= WRITTEN EXERCISE =
Retype every one of the rows below without any alteration, and leave the pictures out of your answer.

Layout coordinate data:
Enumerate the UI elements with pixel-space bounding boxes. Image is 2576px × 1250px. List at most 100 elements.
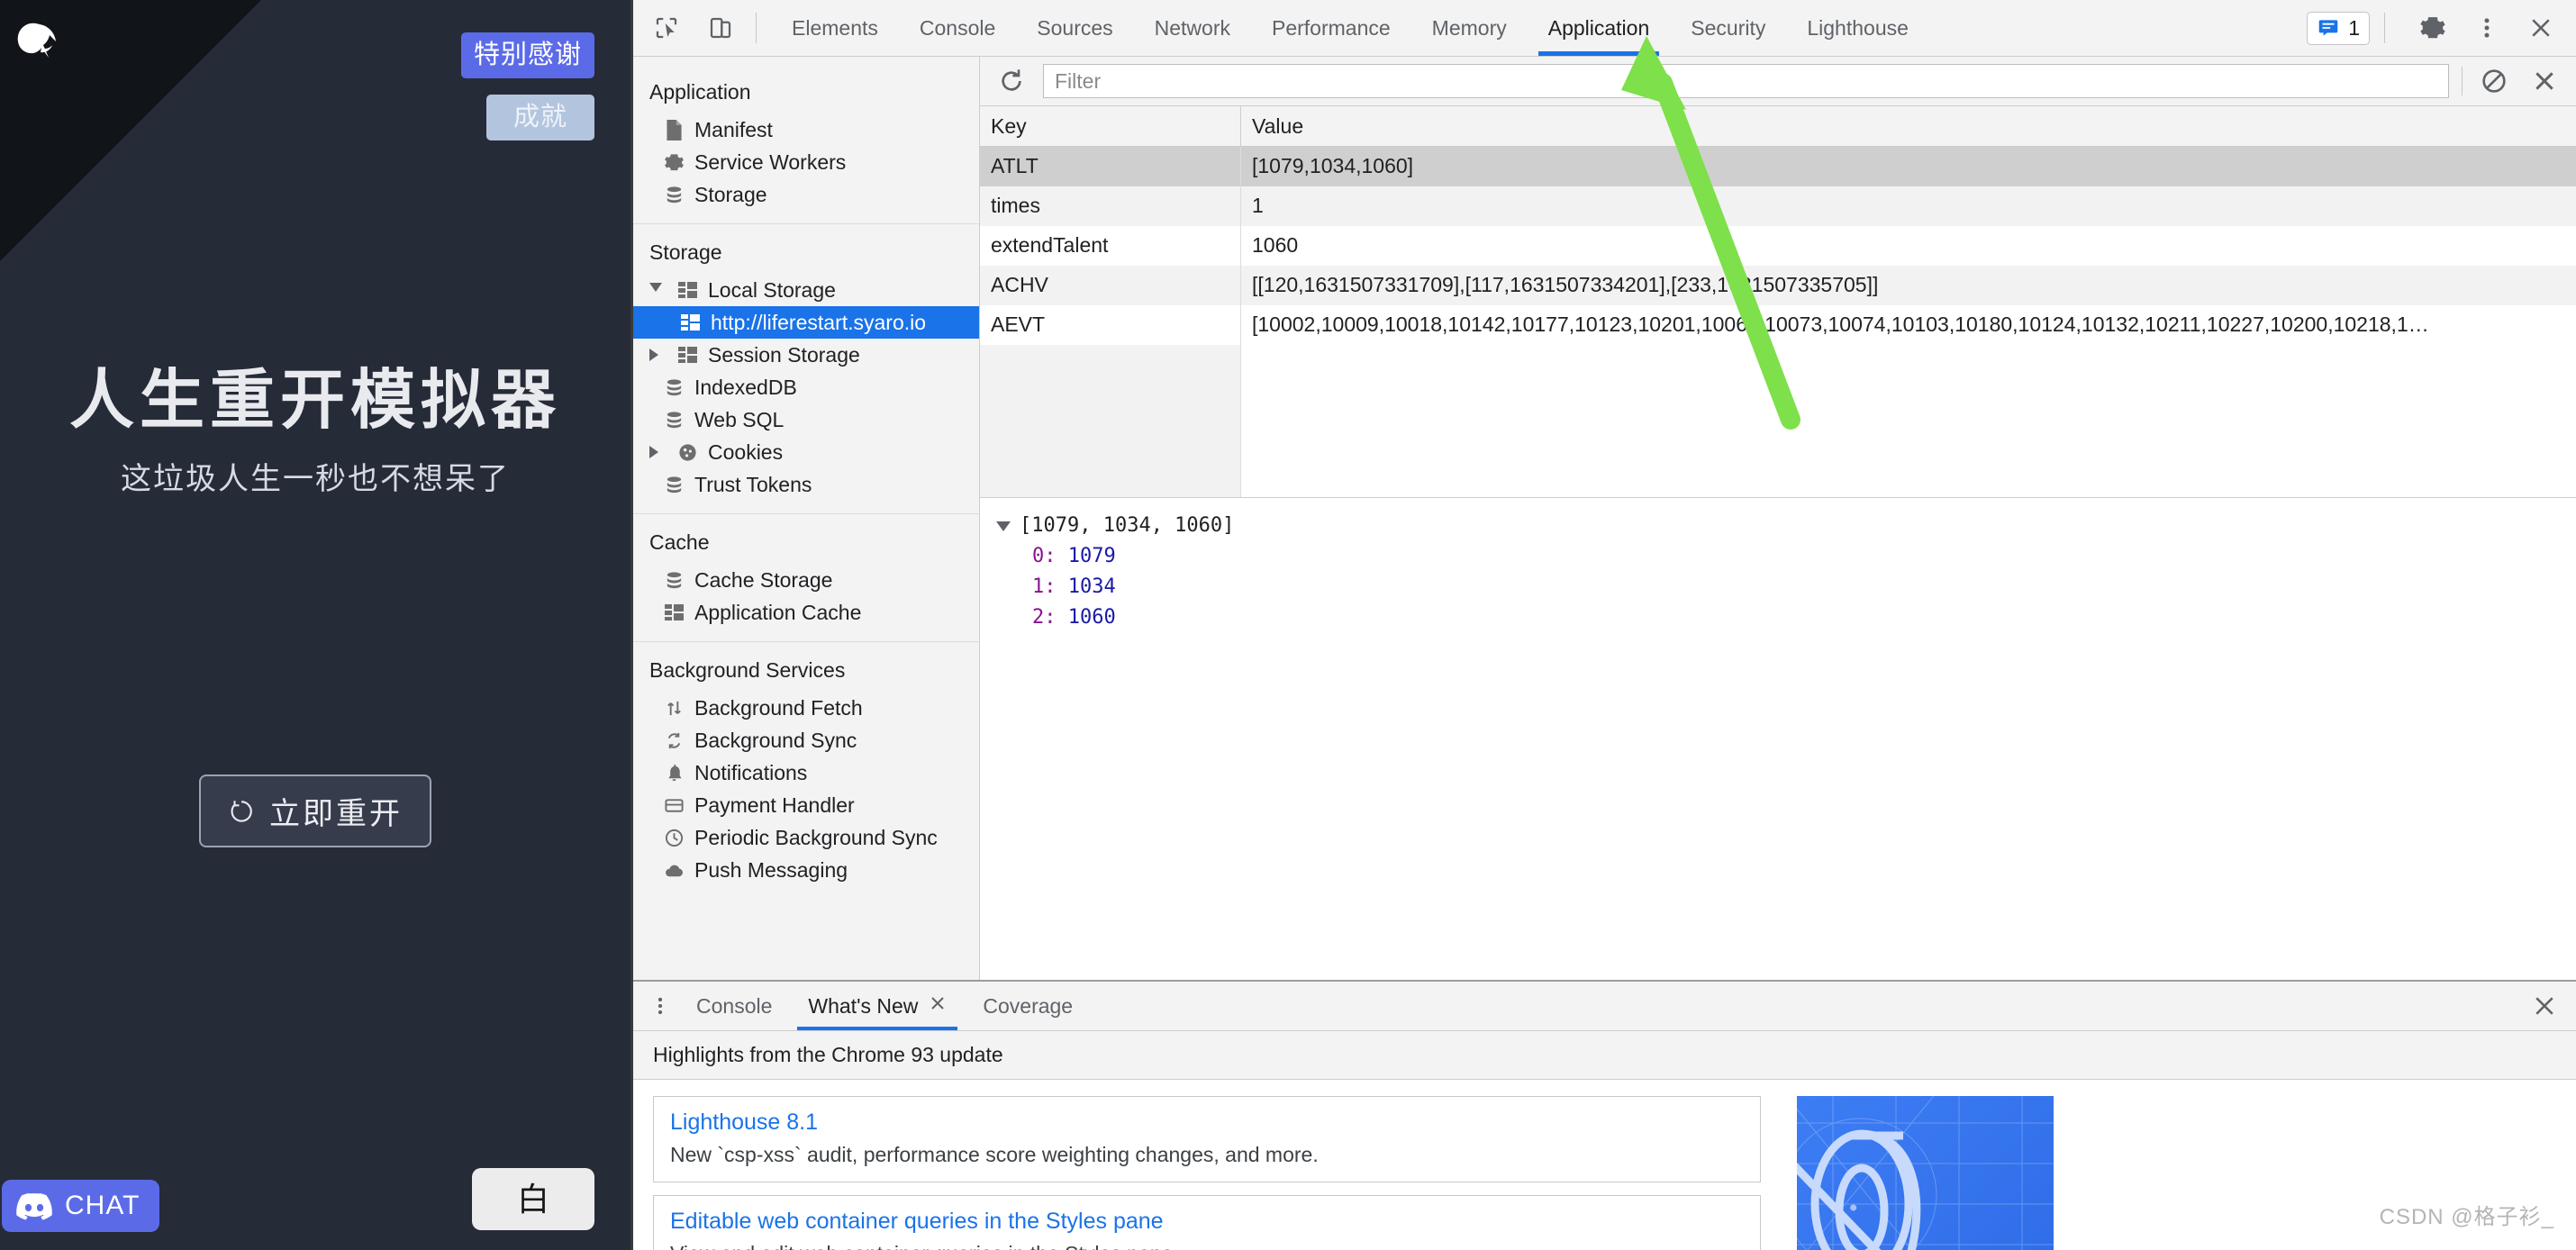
white-mode-button[interactable]: 白 (471, 1168, 594, 1230)
settings-gear-icon[interactable] (2412, 7, 2454, 49)
table-icon (677, 345, 698, 366)
table-header-row: Key Value (980, 106, 2576, 147)
sidebar-item-label: Application Cache (694, 600, 862, 624)
sidebar-item-periodic-background-sync[interactable]: Periodic Background Sync (633, 821, 979, 854)
sidebar-item-service-workers[interactable]: Service Workers (633, 146, 979, 178)
table-row[interactable]: times 1 (980, 186, 2576, 226)
sidebar-item-label: Trust Tokens (694, 472, 812, 496)
special-thanks-button[interactable]: 特别感谢 (460, 32, 594, 79)
sidebar-item-background-sync[interactable]: Background Sync (633, 724, 979, 756)
console-message-count: 1 (2348, 15, 2360, 40)
sidebar-item-local-storage[interactable]: Local Storage (633, 274, 979, 306)
sidebar-item-label: Background Fetch (694, 695, 863, 720)
drawer-tab-label: What's New (808, 993, 919, 1018)
tab-sources[interactable]: Sources (1016, 0, 1133, 56)
database-icon (664, 185, 685, 205)
whats-new-card-list: Lighthouse 8.1 New `csp-xss` audit, perf… (653, 1096, 1761, 1250)
discord-chat-button[interactable]: CHAT (2, 1180, 160, 1232)
restart-now-button[interactable]: 立即重开 (199, 774, 431, 847)
tab-memory[interactable]: Memory (1411, 0, 1528, 56)
chevron-right-icon[interactable] (649, 446, 667, 458)
chevron-down-icon[interactable] (996, 521, 1011, 531)
chevron-right-icon[interactable] (649, 349, 667, 361)
page-title: 人生重开模拟器 (68, 365, 561, 437)
sidebar-item-cache-storage[interactable]: Cache Storage (633, 564, 979, 596)
tab-security[interactable]: Security (1670, 0, 1786, 56)
chevron-down-icon[interactable] (649, 282, 667, 298)
inspect-element-button[interactable] (646, 7, 687, 49)
page-subtitle: 这垃圾人生一秒也不想呆了 (121, 462, 510, 496)
sidebar-item-manifest[interactable]: Manifest (633, 113, 979, 146)
filter-input[interactable] (1043, 64, 2449, 98)
cloud-icon (664, 860, 685, 881)
whats-new-body: Lighthouse 8.1 New `csp-xss` audit, perf… (633, 1080, 2576, 1250)
cell-value: [1079,1034,1060] (1252, 154, 1414, 177)
tab-console[interactable]: Console (899, 0, 1016, 56)
sidebar-group-storage: Storage Local Storage http://liferestart… (633, 224, 979, 514)
cookie-icon (677, 442, 698, 463)
console-message-badge[interactable]: 1 (2307, 11, 2370, 45)
sidebar-item-label: http://liferestart.syaro.io (711, 310, 927, 334)
close-devtools-icon[interactable] (2520, 7, 2562, 49)
sidebar-item-storage[interactable]: Storage (633, 178, 979, 211)
whats-new-card[interactable]: Lighthouse 8.1 New `csp-xss` audit, perf… (653, 1096, 1761, 1182)
drawer-tab-coverage[interactable]: Coverage (965, 982, 1091, 1030)
achievements-button[interactable]: 成就 (485, 95, 594, 141)
csdn-watermark: CSDN @格子衫_ (2379, 1205, 2554, 1229)
sidebar-item-label: Local Storage (708, 277, 836, 302)
sidebar-item-label: Cookies (708, 439, 784, 464)
no-entry-icon[interactable] (2475, 62, 2513, 100)
drawer-close-icon[interactable] (2531, 982, 2576, 1030)
toolbar-right-divider (2384, 13, 2385, 43)
sidebar-item-liferestart-origin[interactable]: http://liferestart.syaro.io (633, 306, 979, 339)
sidebar-item-payment-handler[interactable]: Payment Handler (633, 789, 979, 821)
sidebar-item-label: Storage (694, 182, 767, 206)
refresh-icon[interactable] (993, 62, 1030, 100)
column-header-key[interactable]: Key (980, 106, 1241, 146)
sidebar-item-indexeddb[interactable]: IndexedDB (633, 371, 979, 403)
toggle-device-toolbar-button[interactable] (700, 7, 741, 49)
sidebar-item-trust-tokens[interactable]: Trust Tokens (633, 468, 979, 501)
more-options-kebab-icon[interactable] (2466, 7, 2508, 49)
gear-icon (664, 152, 685, 173)
sidebar-item-label: Cache Storage (694, 567, 833, 592)
tab-lighthouse[interactable]: Lighthouse (1786, 0, 1929, 56)
sidebar-item-label: Web SQL (694, 407, 785, 431)
sidebar-item-cookies[interactable]: Cookies (633, 436, 979, 468)
filter-divider (2462, 67, 2463, 95)
sidebar-item-web-sql[interactable]: Web SQL (633, 403, 979, 436)
tab-application[interactable]: Application (1528, 0, 1671, 56)
cell-value: [[120,1631507331709],[117,1631507334201]… (1252, 273, 1879, 296)
drawer-more-options-kebab-icon[interactable] (642, 982, 678, 1030)
sidebar-item-session-storage[interactable]: Session Storage (633, 339, 979, 371)
sidebar-item-label: Session Storage (708, 342, 860, 367)
sidebar-item-label: Periodic Background Sync (694, 825, 938, 849)
tab-elements[interactable]: Elements (771, 0, 899, 56)
sidebar-group-title: Application (649, 80, 751, 104)
drawer-tab-console[interactable]: Console (678, 982, 790, 1030)
tab-network[interactable]: Network (1134, 0, 1251, 56)
drawer-tab-whats-new[interactable]: What's New (790, 982, 965, 1030)
preview-root-row[interactable]: [1079, 1034, 1060] (996, 511, 2560, 541)
drawer-tab-close-icon[interactable] (929, 994, 947, 1018)
sidebar-item-background-fetch[interactable]: Background Fetch (633, 692, 979, 724)
whats-new-card-title[interactable]: Editable web container queries in the St… (670, 1209, 1744, 1235)
table-row[interactable]: extendTalent 1060 (980, 226, 2576, 266)
column-header-value[interactable]: Value (1241, 106, 2576, 146)
restart-area: 立即重开 (0, 774, 630, 847)
sidebar-item-push-messaging[interactable]: Push Messaging (633, 854, 979, 886)
whats-new-card-title[interactable]: Lighthouse 8.1 (670, 1110, 1744, 1136)
storage-main-pane: Key Value ATLT [1079,1034,1060] times 1 (980, 57, 2576, 980)
close-x-icon[interactable] (2526, 62, 2563, 100)
table-row[interactable]: ACHV [[120,1631507331709],[117,163150733… (980, 266, 2576, 305)
sidebar-item-notifications[interactable]: Notifications (633, 756, 979, 789)
whats-new-card[interactable]: Editable web container queries in the St… (653, 1195, 1761, 1250)
table-row[interactable]: ATLT [1079,1034,1060] (980, 147, 2576, 186)
sidebar-item-application-cache[interactable]: Application Cache (633, 596, 979, 629)
sync-icon (664, 730, 685, 751)
clock-icon (664, 828, 685, 848)
table-row[interactable]: AEVT [10002,10009,10018,10142,10177,1012… (980, 305, 2576, 345)
devtools-drawer: Console What's New Coverage Highlights f… (633, 980, 2576, 1250)
tab-performance[interactable]: Performance (1251, 0, 1411, 56)
cell-value: 1060 (1252, 233, 1299, 257)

= RESPONSE TO THIS TASK =
Enumerate the UI elements with pixel-space bounding boxes. Image is 2576px × 1250px. List at most 100 elements.
white-mode-button[interactable]: 白 (471, 1168, 594, 1230)
settings-gear-icon[interactable] (2412, 7, 2454, 49)
table-icon (677, 345, 698, 366)
table-header-row: Key Value (980, 106, 2576, 147)
sidebar-item-label: Application Cache (694, 600, 862, 624)
sidebar-item-periodic-background-sync[interactable]: Periodic Background Sync (633, 821, 979, 854)
sidebar-item-service-workers[interactable]: Service Workers (633, 146, 979, 178)
table-row[interactable]: times 1 (980, 186, 2576, 226)
sidebar-item-label: Trust Tokens (694, 472, 812, 496)
special-thanks-button[interactable]: 特别感谢 (460, 32, 594, 79)
sidebar-item-background-sync[interactable]: Background Sync (633, 724, 979, 756)
console-message-count: 1 (2348, 15, 2360, 40)
sidebar-item-local-storage[interactable]: Local Storage (633, 274, 979, 306)
sidebar-item-label: Background Fetch (694, 695, 863, 720)
drawer-tab-label: What's New (808, 993, 919, 1018)
tab-sources[interactable]: Sources (1016, 0, 1133, 56)
database-icon (664, 185, 685, 205)
whats-new-card-list: Lighthouse 8.1 New `csp-xss` audit, perf… (653, 1096, 1761, 1250)
discord-chat-button[interactable]: CHAT (2, 1180, 160, 1232)
restart-now-button[interactable]: 立即重开 (199, 774, 431, 847)
tab-memory[interactable]: Memory (1411, 0, 1528, 56)
chevron-right-icon[interactable] (649, 446, 667, 458)
chevron-down-icon[interactable] (996, 521, 1011, 531)
chevron-right-icon[interactable] (649, 349, 667, 361)
page-title: 人生重开模拟器 (68, 365, 561, 437)
sidebar-item-cache-storage[interactable]: Cache Storage (633, 564, 979, 596)
tab-security[interactable]: Security (1670, 0, 1786, 56)
chevron-down-icon[interactable] (649, 282, 667, 298)
inspect-element-button[interactable] (646, 7, 687, 49)
page-subtitle: 这垃圾人生一秒也不想呆了 (121, 462, 510, 496)
sidebar-item-manifest[interactable]: Manifest (633, 113, 979, 146)
filter-input[interactable] (1043, 64, 2449, 98)
cloud-icon (664, 860, 685, 881)
whats-new-body: Lighthouse 8.1 New `csp-xss` audit, perf… (633, 1080, 2576, 1250)
cell-value: [1079,1034,1060] (1252, 154, 1414, 177)
tab-console[interactable]: Console (899, 0, 1016, 56)
sidebar-group-storage: Storage Local Storage http://liferestart… (633, 224, 979, 514)
cookie-icon (677, 442, 698, 463)
console-message-badge[interactable]: 1 (2307, 11, 2370, 45)
sidebar-item-label: http://liferestart.syaro.io (711, 310, 927, 334)
close-devtools-icon[interactable] (2520, 7, 2562, 49)
sidebar-item-storage[interactable]: Storage (633, 178, 979, 211)
whats-new-card[interactable]: Lighthouse 8.1 New `csp-xss` audit, perf… (653, 1096, 1761, 1182)
drawer-tab-coverage[interactable]: Coverage (965, 982, 1091, 1030)
achievements-button[interactable]: 成就 (485, 95, 594, 141)
csdn-watermark: CSDN @格子衫_ (2379, 1205, 2554, 1229)
sidebar-item-label: Local Storage (708, 277, 836, 302)
sidebar-item-label: Cookies (708, 439, 784, 464)
no-entry-icon[interactable] (2475, 62, 2513, 100)
drawer-close-icon[interactable] (2531, 982, 2576, 1030)
toolbar-right-divider (2384, 13, 2385, 43)
sidebar-item-liferestart-origin[interactable]: http://liferestart.syaro.io (633, 306, 979, 339)
sidebar-item-payment-handler[interactable]: Payment Handler (633, 789, 979, 821)
sidebar-item-label: Storage (694, 182, 767, 206)
refresh-icon[interactable] (993, 62, 1030, 100)
column-header-key[interactable]: Key (980, 106, 1241, 146)
sidebar-item-indexeddb[interactable]: IndexedDB (633, 371, 979, 403)
toggle-device-toolbar-button[interactable] (700, 7, 741, 49)
sidebar-item-trust-tokens[interactable]: Trust Tokens (633, 468, 979, 501)
more-options-kebab-icon[interactable] (2466, 7, 2508, 49)
gear-icon (664, 152, 685, 173)
sidebar-item-label: Cache Storage (694, 567, 833, 592)
tab-lighthouse[interactable]: Lighthouse (1786, 0, 1929, 56)
sidebar-item-label: Web SQL (694, 407, 785, 431)
sidebar-item-cookies[interactable]: Cookies (633, 436, 979, 468)
filter-divider (2462, 67, 2463, 95)
sidebar-item-web-sql[interactable]: Web SQL (633, 403, 979, 436)
tab-application[interactable]: Application (1528, 0, 1671, 56)
cell-value: [[120,1631507331709],[117,1631507334201]… (1252, 273, 1879, 296)
drawer-more-options-kebab-icon[interactable] (642, 982, 678, 1030)
sidebar-item-session-storage[interactable]: Session Storage (633, 339, 979, 371)
sidebar-item-label: Session Storage (708, 342, 860, 367)
sidebar-item-label: Periodic Background Sync (694, 825, 938, 849)
tab-elements[interactable]: Elements (771, 0, 899, 56)
sidebar-group-title: Application (649, 80, 751, 104)
drawer-tab-console[interactable]: Console (678, 982, 790, 1030)
tab-network[interactable]: Network (1134, 0, 1251, 56)
drawer-tab-whats-new[interactable]: What's New (790, 982, 965, 1030)
preview-root-row[interactable]: [1079, 1034, 1060] (996, 511, 2560, 541)
drawer-tab-close-icon[interactable] (929, 994, 947, 1018)
sidebar-item-background-fetch[interactable]: Background Fetch (633, 692, 979, 724)
whats-new-card-title[interactable]: Editable web container queries in the St… (670, 1209, 1744, 1235)
table-row[interactable]: extendTalent 1060 (980, 226, 2576, 266)
column-header-value[interactable]: Value (1241, 106, 2576, 146)
restart-area: 立即重开 (0, 774, 630, 847)
sidebar-item-push-messaging[interactable]: Push Messaging (633, 854, 979, 886)
whats-new-card-title[interactable]: Lighthouse 8.1 (670, 1110, 1744, 1136)
storage-main-pane: Key Value ATLT [1079,1034,1060] times 1 (980, 57, 2576, 980)
close-x-icon[interactable] (2526, 62, 2563, 100)
table-row[interactable]: ACHV [[120,1631507331709],[117,163150733… (980, 266, 2576, 305)
sidebar-item-notifications[interactable]: Notifications (633, 756, 979, 789)
whats-new-card[interactable]: Editable web container queries in the St… (653, 1195, 1761, 1250)
table-row[interactable]: ATLT [1079,1034,1060] (980, 147, 2576, 186)
sidebar-item-application-cache[interactable]: Application Cache (633, 596, 979, 629)
sync-icon (664, 730, 685, 751)
clock-icon (664, 828, 685, 848)
table-row[interactable]: AEVT [10002,10009,10018,10142,10177,1012… (980, 305, 2576, 345)
devtools-drawer: Console What's New Coverage Highlights f… (633, 980, 2576, 1250)
tab-performance[interactable]: Performance (1251, 0, 1411, 56)
cell-value: 1060 (1252, 233, 1299, 257)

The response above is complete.